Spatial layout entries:
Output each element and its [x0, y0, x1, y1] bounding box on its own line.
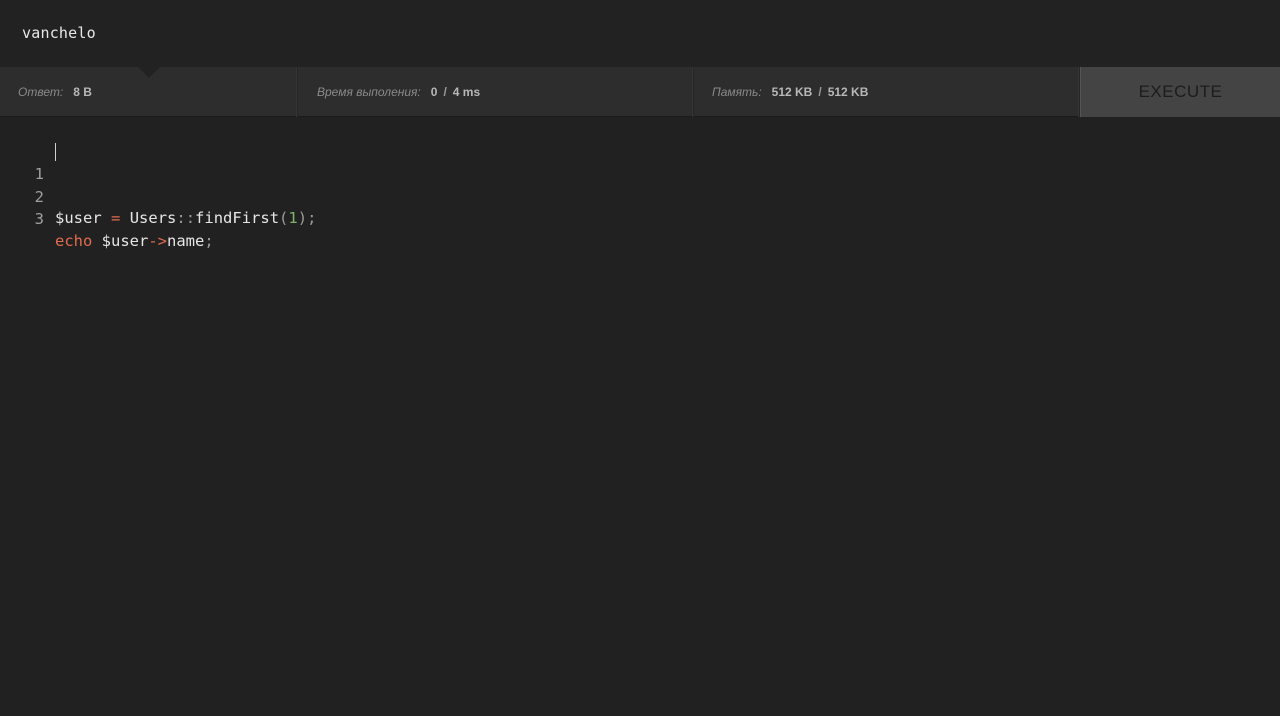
execution-time-label: Время выполения:: [317, 85, 421, 99]
execution-time-limit: 4 ms: [452, 85, 481, 99]
output-pointer-notch: [138, 67, 160, 78]
code-variable: $user: [55, 209, 102, 227]
code-arrow-operator: ->: [148, 232, 168, 250]
answer-size-label: Ответ:: [18, 85, 64, 99]
code-class: Users: [129, 209, 177, 227]
code-semicolon: ;: [204, 232, 214, 250]
code-scope-operator: ::: [176, 209, 196, 227]
execute-button[interactable]: EXECUTE: [1080, 67, 1280, 117]
code-number: 1: [288, 209, 298, 227]
memory-limit: 512 KB: [827, 85, 869, 99]
execution-time-value: 0: [430, 85, 438, 99]
code-line[interactable]: 3 echo $user->name;: [0, 186, 214, 250]
code-keyword: echo: [55, 232, 93, 250]
code-paren: (: [279, 209, 289, 227]
answer-size-value: 8 B: [73, 85, 92, 99]
execution-time-stat: Время выполения: 0 / 4 ms: [298, 67, 694, 117]
code-paren: ): [297, 209, 308, 227]
line-code[interactable]: echo $user->name;: [55, 230, 214, 252]
line-number: 3: [34, 210, 44, 228]
memory-value: 512 KB: [771, 85, 813, 99]
code-line[interactable]: 2: [0, 164, 44, 206]
output-panel: vanchelo: [0, 0, 1280, 67]
memory-stat: Память: 512 KB / 512 KB: [694, 67, 1080, 117]
execution-time-separator: /: [443, 85, 447, 99]
line-code[interactable]: $user = Users::findFirst(1);: [55, 207, 316, 229]
memory-label: Память:: [712, 85, 762, 99]
code-property: name: [167, 232, 205, 250]
code-operator: =: [111, 209, 121, 227]
code-method: findFirst: [195, 209, 280, 227]
code-semicolon: ;: [307, 209, 317, 227]
code-line[interactable]: 1 $user = Users::findFirst(1);: [0, 141, 316, 227]
text-cursor: [55, 143, 56, 161]
output-text: vanchelo: [22, 24, 96, 42]
code-editor[interactable]: 1 $user = Users::findFirst(1); 2 3 echo …: [0, 118, 1280, 716]
code-variable: $user: [101, 232, 149, 250]
memory-separator: /: [818, 85, 822, 99]
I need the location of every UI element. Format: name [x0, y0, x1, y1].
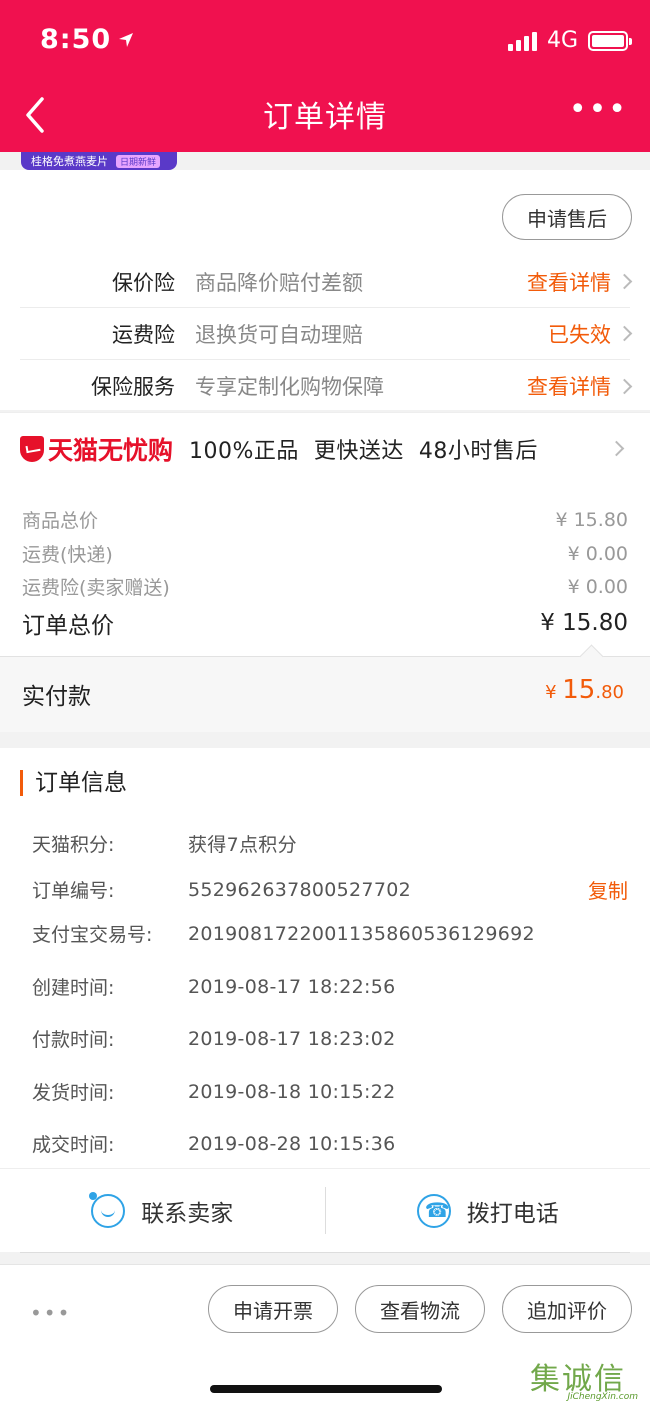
price-value: ¥ 0.00 — [567, 575, 628, 598]
view-logistics-button[interactable]: 查看物流 — [355, 1285, 485, 1333]
info-label: 支付宝交易号: — [32, 924, 153, 946]
chevron-right-icon — [616, 273, 633, 290]
info-value: 2019-08-18 10:15:22 — [188, 1080, 396, 1103]
paid-decimal: .80 — [595, 682, 624, 703]
info-row: 发货时间: 2019-08-18 10:15:22 — [32, 1078, 628, 1105]
shield-icon — [20, 435, 44, 462]
chat-icon — [89, 1191, 126, 1228]
request-invoice-button[interactable]: 申请开票 — [208, 1285, 338, 1333]
info-row: 支付宝交易号: 2019081722001135860536129692 — [32, 920, 628, 947]
order-number: 552962637800527702 — [188, 878, 411, 901]
info-value: 2019-08-17 18:22:56 — [188, 975, 396, 998]
info-label: 成交时间: — [32, 1134, 115, 1156]
battery-icon — [588, 30, 632, 51]
info-value: 2019-08-28 10:15:36 — [188, 1132, 396, 1155]
status-time: 8:50 — [40, 24, 135, 55]
phone-icon — [416, 1193, 451, 1228]
insurance-action[interactable]: 已失效 — [548, 319, 633, 349]
amount-paid-row: 实付款 ¥ 15.80 — [0, 656, 650, 732]
order-info-section: 订单信息 天猫积分: 获得7点积分 订单编号: 5529626378005277… — [0, 748, 650, 1168]
contact-seller-label: 联系卖家 — [141, 1200, 234, 1227]
insurance-action[interactable]: 查看详情 — [527, 267, 633, 297]
price-value: ¥ 0.00 — [567, 542, 628, 565]
apply-aftersale-button[interactable]: 申请售后 — [502, 194, 632, 240]
location-arrow-icon — [119, 32, 134, 47]
price-label: 订单总价 — [22, 613, 114, 639]
insurance-label: 保险服务 — [91, 375, 175, 399]
info-row: 订单编号: 552962637800527702 复制 — [32, 875, 628, 904]
info-row: 创建时间: 2019-08-17 18:22:56 — [32, 973, 628, 1000]
info-label: 创建时间: — [32, 977, 115, 999]
tmall-guarantee-banner[interactable]: 天猫无忧购 100%正品 更快送达 48小时售后 — [0, 412, 650, 484]
tmall-features: 100%正品 更快送达 48小时售后 — [189, 438, 538, 464]
paid-currency: ¥ — [545, 682, 557, 703]
paid-integer: 15 — [562, 675, 596, 705]
chevron-right-icon — [616, 378, 633, 394]
shipping-insurance-row: 运费险(卖家赠送) ¥ 0.00 — [22, 573, 628, 600]
info-value: 2019081722001135860536129692 — [188, 922, 535, 945]
insurance-desc: 专享定制化购物保障 — [195, 375, 384, 399]
price-label: 运费险(卖家赠送) — [22, 577, 170, 599]
chevron-right-icon — [608, 440, 625, 457]
contact-seller-button[interactable]: 联系卖家 — [0, 1169, 325, 1252]
call-phone-button[interactable]: 拨打电话 — [326, 1169, 650, 1252]
divider — [20, 1252, 630, 1253]
tmall-brand: 天猫无忧购 — [48, 435, 174, 465]
info-label: 付款时间: — [32, 1029, 115, 1051]
watermark-logo: 集诚信 JiChengXin.com — [530, 1354, 642, 1402]
info-row: 成交时间: 2019-08-28 10:15:36 — [32, 1130, 628, 1157]
insurance-desc: 商品降价赔付差额 — [195, 270, 363, 295]
price-label: 运费(快递) — [22, 544, 113, 566]
info-row: 天猫积分: 获得7点积分 — [32, 830, 628, 857]
chevron-right-icon — [616, 325, 633, 342]
copy-button[interactable]: 复制 — [588, 875, 628, 904]
sticker-text: 桂格免煮燕麦片 — [31, 155, 108, 168]
insurance-row-price-protection[interactable]: 保价险 商品降价赔付差额 查看详情 — [20, 256, 633, 308]
price-label: 商品总价 — [22, 510, 99, 532]
info-label: 订单编号: — [32, 880, 115, 902]
info-label: 发货时间: — [32, 1082, 115, 1104]
page-title: 订单详情 — [263, 100, 387, 135]
insurance-desc: 退换货可自动理赔 — [195, 322, 363, 347]
price-summary: 商品总价 ¥ 15.80 运费(快递) ¥ 0.00 运费险(卖家赠送) ¥ 0… — [0, 484, 650, 656]
network-type: 4G — [546, 28, 578, 53]
goods-total-row: 商品总价 ¥ 15.80 — [22, 506, 628, 533]
insurance-action-text: 已失效 — [548, 322, 611, 347]
call-phone-label: 拨打电话 — [466, 1200, 559, 1227]
info-row: 付款时间: 2019-08-17 18:23:02 — [32, 1025, 628, 1052]
status-indicators: 4G — [507, 28, 632, 53]
shipping-row: 运费(快递) ¥ 0.00 — [22, 540, 628, 567]
header-bar: 8:50 4G 订单详情 ••• — [0, 0, 650, 152]
info-value: 获得7点积分 — [188, 834, 297, 856]
home-indicator — [210, 1385, 442, 1393]
contact-bar: 联系卖家 拨打电话 — [0, 1168, 650, 1252]
info-value: 2019-08-17 18:23:02 — [188, 1027, 396, 1050]
insurance-row-service[interactable]: 保险服务 专享定制化购物保障 查看详情 — [20, 360, 633, 412]
insurance-action-text: 查看详情 — [527, 270, 611, 295]
insurance-action[interactable]: 查看详情 — [527, 371, 633, 401]
signal-icon — [507, 31, 537, 51]
info-label: 天猫积分: — [32, 834, 115, 856]
insurance-card: 申请售后 保价险 商品降价赔付差额 查看详情 运费险 退换货可自动理赔 已失效 … — [0, 170, 650, 410]
more-actions-icon[interactable]: ••• — [30, 1301, 71, 1325]
paid-label: 实付款 — [22, 684, 91, 710]
insurance-label: 保价险 — [112, 270, 175, 295]
order-total-row: 订单总价 ¥ 15.80 — [22, 606, 628, 640]
price-value: ¥ 15.80 — [555, 508, 628, 531]
add-review-button[interactable]: 追加评价 — [502, 1285, 632, 1333]
product-tag-sticker: 桂格免煮燕麦片 日期新鲜 — [21, 152, 177, 170]
more-menu-icon[interactable]: ••• — [569, 95, 628, 125]
sticker-badge: 日期新鲜 — [116, 154, 161, 168]
tmall-logo: 天猫无忧购 — [20, 431, 173, 467]
insurance-row-shipping[interactable]: 运费险 退换货可自动理赔 已失效 — [20, 308, 633, 360]
insurance-label: 运费险 — [112, 322, 175, 347]
section-title: 订单信息 — [20, 770, 127, 796]
insurance-action-text: 查看详情 — [527, 375, 611, 399]
paid-amount: ¥ 15.80 — [545, 675, 624, 705]
price-value: ¥ 15.80 — [540, 610, 628, 636]
status-time-text: 8:50 — [40, 24, 112, 55]
watermark-url: JiChengXin.com — [567, 1392, 638, 1402]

Aim:
Reproduce exactly the lines between the one holding "execution-time-label: Время выполения:: [317, 85, 421, 99]" and the one holding "code-variable: $user: [101, 232, 149, 250]", inclusive.

Output:
execution-time-label: Время выполения:: [317, 85, 421, 99]
execution-time-limit: 4 ms: [452, 85, 481, 99]
output-pointer-notch: [138, 67, 160, 78]
code-variable: $user: [55, 209, 102, 227]
code-arrow-operator: ->: [148, 232, 168, 250]
answer-size-label: Ответ:: [18, 85, 64, 99]
code-class: Users: [129, 209, 177, 227]
code-semicolon: ;: [204, 232, 214, 250]
code-scope-operator: ::: [176, 209, 196, 227]
execute-button[interactable]: EXECUTE: [1080, 67, 1280, 117]
code-number: 1: [288, 209, 298, 227]
memory-limit: 512 KB: [827, 85, 869, 99]
execution-time-value: 0: [430, 85, 438, 99]
code-line[interactable]: 3 echo $user->name;: [0, 186, 214, 250]
code-keyword: echo: [55, 232, 93, 250]
code-paren: (: [279, 209, 289, 227]
answer-size-value: 8 B: [73, 85, 92, 99]
execution-time-stat: Время выполения: 0 / 4 ms: [298, 67, 694, 117]
code-paren: ): [297, 209, 308, 227]
line-code[interactable]: echo $user->name;: [55, 230, 214, 252]
line-number: 3: [34, 210, 44, 228]
memory-value: 512 KB: [771, 85, 813, 99]
code-line[interactable]: 2: [0, 164, 44, 206]
output-panel: vanchelo: [0, 0, 1280, 67]
memory-stat: Память: 512 KB / 512 KB: [694, 67, 1080, 117]
execution-time-separator: /: [443, 85, 447, 99]
line-code[interactable]: $user = Users::findFirst(1);: [55, 207, 316, 229]
memory-label: Память:: [712, 85, 762, 99]
code-property: name: [167, 232, 205, 250]
code-operator: =: [111, 209, 121, 227]
code-method: findFirst: [195, 209, 280, 227]
code-semicolon: ;: [307, 209, 317, 227]
code-line[interactable]: 1 $user = Users::findFirst(1);: [0, 141, 316, 227]
text-cursor: [55, 143, 56, 161]
output-text: vanchelo: [22, 24, 96, 42]
code-editor[interactable]: 1 $user = Users::findFirst(1); 2 3 echo …: [0, 118, 1280, 716]
code-variable: $user: [101, 232, 149, 250]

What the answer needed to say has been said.